- [EXERCISE DESCRIPTION] Reproduce the data below word for word, leaving out the pictures.

- [INFORMATION SUPPLIED]
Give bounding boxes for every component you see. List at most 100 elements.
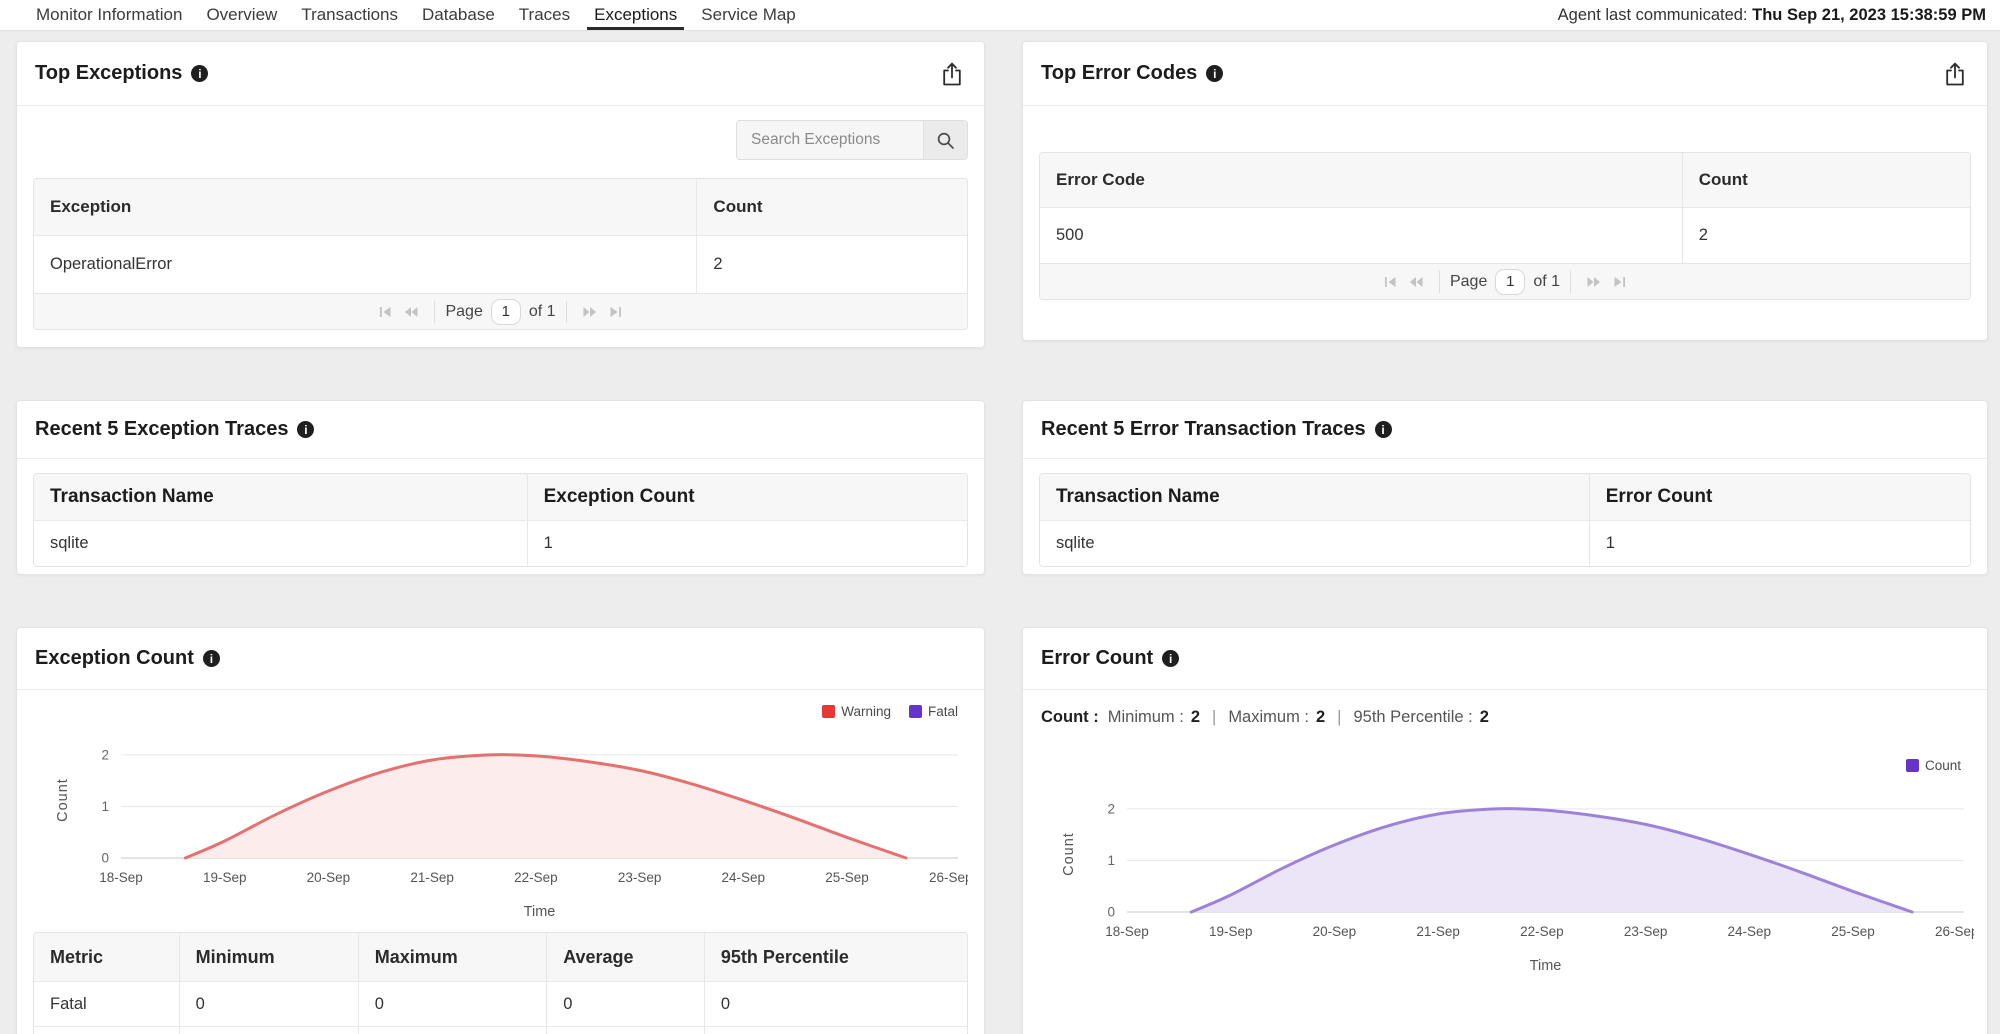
page-label: Page — [1449, 272, 1488, 290]
metric-95th: 0 — [703, 982, 967, 1026]
table-header-row: Exception Count — [34, 179, 967, 235]
next-page-button[interactable] — [577, 304, 603, 320]
legend-item-count[interactable]: Count — [1905, 758, 1961, 773]
previous-page-button[interactable] — [1403, 274, 1429, 290]
svg-text:25-Sep: 25-Sep — [825, 870, 869, 885]
previous-page-icon — [1409, 276, 1423, 287]
column-header: Transaction Name — [50, 486, 214, 507]
legend-item-fatal[interactable]: Fatal — [908, 703, 958, 719]
page-of-label: of 1 — [1533, 272, 1561, 290]
last-page-button[interactable] — [603, 304, 627, 320]
top-nav: Monitor Information Overview Transaction… — [0, 0, 2000, 31]
legend-swatch — [1905, 758, 1919, 772]
first-page-button[interactable] — [1379, 274, 1403, 290]
table-row[interactable]: OperationalError 2 — [34, 235, 967, 293]
agent-timestamp: Thu Sep 21, 2023 15:38:59 PM — [1752, 5, 1986, 24]
top-error-codes-table: Error Code Count 500 2 Page of 1 — [1039, 152, 1971, 300]
table-row — [34, 1026, 967, 1034]
svg-text:Time: Time — [1530, 958, 1562, 974]
search-input[interactable] — [737, 121, 923, 159]
divider — [434, 300, 436, 323]
top-exceptions-card: Top Exceptions i — [16, 41, 985, 348]
table-row[interactable]: sqlite 1 — [1040, 520, 1970, 566]
tab-traces[interactable]: Traces — [518, 5, 571, 24]
page-of-label: of 1 — [528, 302, 556, 320]
tab-overview[interactable]: Overview — [206, 5, 278, 24]
next-page-button[interactable] — [1581, 274, 1607, 290]
svg-text:19-Sep: 19-Sep — [203, 870, 247, 885]
svg-text:20-Sep: 20-Sep — [1313, 924, 1357, 939]
info-icon[interactable]: i — [202, 650, 220, 667]
table-header-row: Error Code Count — [1040, 153, 1970, 207]
tab-exceptions[interactable]: Exceptions — [582, 0, 689, 30]
legend-item-warning[interactable]: Warning — [822, 704, 891, 719]
last-page-button[interactable] — [1607, 274, 1631, 290]
tab-database[interactable]: Database — [422, 5, 495, 24]
export-button[interactable] — [938, 59, 966, 89]
info-icon[interactable]: i — [297, 421, 315, 438]
first-page-icon — [1384, 276, 1396, 287]
summary-value: 2 — [1479, 707, 1489, 726]
agent-last-communicated: Agent last communicated: Thu Sep 21, 202… — [1558, 6, 1986, 25]
export-button[interactable] — [1941, 59, 1969, 89]
table-row[interactable]: 500 2 — [1040, 207, 1970, 263]
summary-value: 2 — [1315, 707, 1326, 726]
search-exceptions-box — [736, 120, 968, 160]
svg-text:20-Sep: 20-Sep — [307, 870, 351, 885]
divider — [1438, 270, 1440, 293]
svg-text:23-Sep: 23-Sep — [618, 870, 662, 885]
svg-text:26-Sep: 26-Sep — [1935, 924, 1974, 939]
info-icon[interactable]: i — [1206, 65, 1224, 82]
svg-text:Count: Count — [1061, 832, 1077, 876]
first-page-button[interactable] — [374, 304, 398, 320]
metric-name: Fatal — [50, 994, 87, 1013]
legend-swatch — [908, 704, 922, 718]
svg-text:21-Sep: 21-Sep — [1416, 924, 1460, 939]
svg-text:Time: Time — [524, 904, 556, 920]
summary-prefix: Count : — [1041, 707, 1099, 726]
svg-text:2: 2 — [101, 747, 109, 762]
exception-count: 1 — [526, 521, 967, 566]
svg-text:24-Sep: 24-Sep — [722, 870, 766, 885]
page-number-input[interactable] — [1495, 268, 1526, 295]
tab-service-map[interactable]: Service Map — [701, 5, 796, 24]
table-header-row: Transaction Name Exception Count — [34, 474, 967, 520]
svg-text:18-Sep: 18-Sep — [99, 870, 143, 885]
tab-monitor-information[interactable]: Monitor Information — [36, 5, 183, 24]
tab-transactions[interactable]: Transactions — [301, 5, 398, 24]
column-header: Transaction Name — [1056, 486, 1220, 507]
error-count-summary: Count : Minimum : 2 | Maximum : 2 | 95th… — [1023, 690, 1987, 728]
divider — [565, 300, 567, 323]
search-button[interactable] — [923, 121, 967, 159]
exception-count-card: Exception Count i Warning Fatal 0 1 2 18-Sep… — [16, 627, 985, 1034]
info-icon[interactable]: i — [191, 65, 209, 82]
card-title: Recent 5 Exception Traces — [35, 418, 289, 440]
column-header: 95th Percentile — [703, 933, 967, 981]
column-header: Count — [696, 179, 967, 235]
metric-maximum: 0 — [357, 982, 546, 1026]
info-icon[interactable]: i — [1374, 421, 1392, 438]
previous-page-button[interactable] — [398, 304, 424, 320]
top-exceptions-table: Exception Count OperationalError 2 Page … — [33, 178, 968, 330]
transaction-name: sqlite — [50, 534, 89, 552]
card-title: Top Exceptions — [35, 62, 183, 84]
page-label: Page — [445, 302, 483, 320]
table-header-row: Metric Minimum Maximum Average 95th Perc… — [34, 933, 967, 981]
next-page-icon — [583, 306, 596, 317]
summary-label: 95th Percentile : — [1353, 707, 1473, 726]
page-number-input[interactable] — [490, 298, 521, 325]
error-count-chart[interactable]: 0 1 2 18-Sep 19-Sep 20-Sep 21-Sep 22-Sep 23-Sep 2… — [1039, 780, 1974, 978]
recent-exception-traces-card: Recent 5 Exception Traces i Transaction … — [16, 400, 985, 575]
exception-count-chart[interactable]: 0 1 2 18-Sep 19-Sep 20-Sep 21-Sep 22-Sep 23-Sep 2… — [33, 726, 968, 924]
summary-label: Minimum : — [1107, 707, 1184, 726]
chart-legend: Count — [1023, 754, 1987, 776]
column-header: Minimum — [178, 933, 358, 981]
info-icon[interactable]: i — [1162, 650, 1180, 667]
svg-text:1: 1 — [1107, 853, 1115, 868]
table-row[interactable]: sqlite 1 — [34, 520, 967, 566]
svg-text:22-Sep: 22-Sep — [514, 870, 558, 885]
pagination: Page of 1 — [34, 293, 967, 329]
error-count-card: Error Count i Count : Minimum : 2 | Maxi… — [1022, 627, 1988, 1034]
legend-label: Fatal — [927, 703, 958, 719]
metric-average: 0 — [546, 982, 704, 1026]
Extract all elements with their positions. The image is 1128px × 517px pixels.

- [CORRECT RESPONSE]
Give bounding boxes for every component you see. List at most 100 elements.
page-label: Page — [1449, 272, 1488, 290]
metric-95th: 0 — [703, 982, 967, 1026]
table-header-row: Exception Count — [34, 179, 967, 235]
next-page-button[interactable] — [577, 304, 603, 320]
legend-item-count[interactable]: Count — [1905, 758, 1961, 773]
previous-page-button[interactable] — [1403, 274, 1429, 290]
svg-text:25-Sep: 25-Sep — [825, 870, 869, 885]
previous-page-icon — [1409, 276, 1423, 287]
column-header: Transaction Name — [50, 486, 214, 507]
legend-item-fatal[interactable]: Fatal — [908, 703, 958, 719]
page-of-label: of 1 — [1533, 272, 1561, 290]
last-page-button[interactable] — [603, 304, 627, 320]
top-nav: Monitor Information Overview Transaction… — [0, 0, 2000, 31]
legend-swatch — [1905, 758, 1919, 772]
first-page-button[interactable] — [1379, 274, 1403, 290]
table-row[interactable]: OperationalError 2 — [34, 235, 967, 293]
agent-timestamp: Thu Sep 21, 2023 15:38:59 PM — [1752, 5, 1986, 24]
top-error-codes-table: Error Code Count 500 2 Page of 1 — [1039, 152, 1971, 300]
table-row — [34, 1026, 967, 1034]
svg-text:Time: Time — [1530, 958, 1562, 974]
search-input[interactable] — [737, 121, 923, 159]
divider — [434, 300, 436, 323]
top-exceptions-card: Top Exceptions i — [16, 41, 985, 348]
table-row[interactable]: sqlite 1 — [1040, 520, 1970, 566]
tab-traces[interactable]: Traces — [518, 5, 571, 24]
page-of-label: of 1 — [528, 302, 556, 320]
tab-overview[interactable]: Overview — [206, 5, 278, 24]
next-page-button[interactable] — [1581, 274, 1607, 290]
svg-text:19-Sep: 19-Sep — [203, 870, 247, 885]
svg-text:20-Sep: 20-Sep — [1313, 924, 1357, 939]
info-icon[interactable]: i — [202, 650, 220, 667]
table-header-row: Error Code Count — [1040, 153, 1970, 207]
tab-exceptions[interactable]: Exceptions — [582, 0, 689, 30]
legend-item-warning[interactable]: Warning — [822, 704, 891, 719]
last-page-button[interactable] — [1607, 274, 1631, 290]
tab-database[interactable]: Database — [422, 5, 495, 24]
export-button[interactable] — [938, 59, 966, 89]
info-icon[interactable]: i — [297, 421, 315, 438]
first-page-icon — [1384, 276, 1396, 287]
summary-value: 2 — [1479, 707, 1489, 726]
agent-last-communicated: Agent last communicated: Thu Sep 21, 202… — [1558, 6, 1986, 25]
export-button[interactable] — [1941, 59, 1969, 89]
table-row[interactable]: 500 2 — [1040, 207, 1970, 263]
summary-value: 2 — [1315, 707, 1326, 726]
search-exceptions-box — [736, 120, 968, 160]
svg-text:20-Sep: 20-Sep — [307, 870, 351, 885]
divider — [1438, 270, 1440, 293]
svg-text:23-Sep: 23-Sep — [618, 870, 662, 885]
svg-text:26-Sep: 26-Sep — [1935, 924, 1974, 939]
info-icon[interactable]: i — [1206, 65, 1224, 82]
svg-text:Count: Count — [1061, 832, 1077, 876]
first-page-button[interactable] — [374, 304, 398, 320]
metric-name: Fatal — [50, 994, 87, 1013]
legend-swatch — [908, 704, 922, 718]
svg-text:21-Sep: 21-Sep — [1416, 924, 1460, 939]
svg-text:Time: Time — [524, 904, 556, 920]
summary-prefix: Count : — [1041, 707, 1099, 726]
svg-text:2: 2 — [101, 747, 109, 762]
exception-count: 1 — [526, 521, 967, 566]
svg-text:24-Sep: 24-Sep — [722, 870, 766, 885]
page-number-input[interactable] — [1495, 268, 1526, 295]
tab-service-map[interactable]: Service Map — [701, 5, 796, 24]
table-header-row: Transaction Name Exception Count — [34, 474, 967, 520]
svg-text:18-Sep: 18-Sep — [99, 870, 143, 885]
tab-monitor-information[interactable]: Monitor Information — [36, 5, 183, 24]
tab-transactions[interactable]: Transactions — [301, 5, 398, 24]
column-header: Transaction Name — [1056, 486, 1220, 507]
error-count-summary: Count : Minimum : 2 | Maximum : 2 | 95th… — [1023, 690, 1987, 728]
divider — [565, 300, 567, 323]
search-button[interactable] — [923, 121, 967, 159]
exception-count-card: Exception Count i Warning Fatal 0 1 2 18-Sep… — [16, 627, 985, 1034]
info-icon[interactable]: i — [191, 65, 209, 82]
card-title: Recent 5 Exception Traces — [35, 418, 289, 440]
column-header: 95th Percentile — [703, 933, 967, 981]
column-header: Count — [696, 179, 967, 235]
metric-maximum: 0 — [357, 982, 546, 1026]
info-icon[interactable]: i — [1374, 421, 1392, 438]
previous-page-button[interactable] — [398, 304, 424, 320]
top-exceptions-table: Exception Count OperationalError 2 Page … — [33, 178, 968, 330]
transaction-name: sqlite — [50, 534, 89, 552]
card-title: Top Exceptions — [35, 62, 183, 84]
page-label: Page — [445, 302, 483, 320]
table-header-row: Metric Minimum Maximum Average 95th Perc… — [34, 933, 967, 981]
next-page-icon — [583, 306, 596, 317]
summary-label: 95th Percentile : — [1353, 707, 1473, 726]
page-number-input[interactable] — [490, 298, 521, 325]
error-count-chart[interactable]: 0 1 2 18-Sep 19-Sep 20-Sep 21-Sep 22-Sep 23-Sep 2… — [1039, 780, 1974, 978]
recent-exception-traces-card: Recent 5 Exception Traces i Transaction … — [16, 400, 985, 575]
exception-count-chart[interactable]: 0 1 2 18-Sep 19-Sep 20-Sep 21-Sep 22-Sep 23-Sep 2… — [33, 726, 968, 924]
summary-label: Minimum : — [1107, 707, 1184, 726]
chart-legend: Count — [1023, 754, 1987, 776]
column-header: Minimum — [178, 933, 358, 981]
info-icon[interactable]: i — [1162, 650, 1180, 667]
svg-text:1: 1 — [1107, 853, 1115, 868]
table-row[interactable]: sqlite 1 — [34, 520, 967, 566]
svg-text:22-Sep: 22-Sep — [514, 870, 558, 885]
pagination: Page of 1 — [34, 293, 967, 329]
error-count-card: Error Count i Count : Minimum : 2 | Maxi… — [1022, 627, 1988, 1034]
legend-label: Fatal — [927, 703, 958, 719]
metric-average: 0 — [546, 982, 704, 1026]
Extract all elements with their positions. The image is 1128px × 517px pixels.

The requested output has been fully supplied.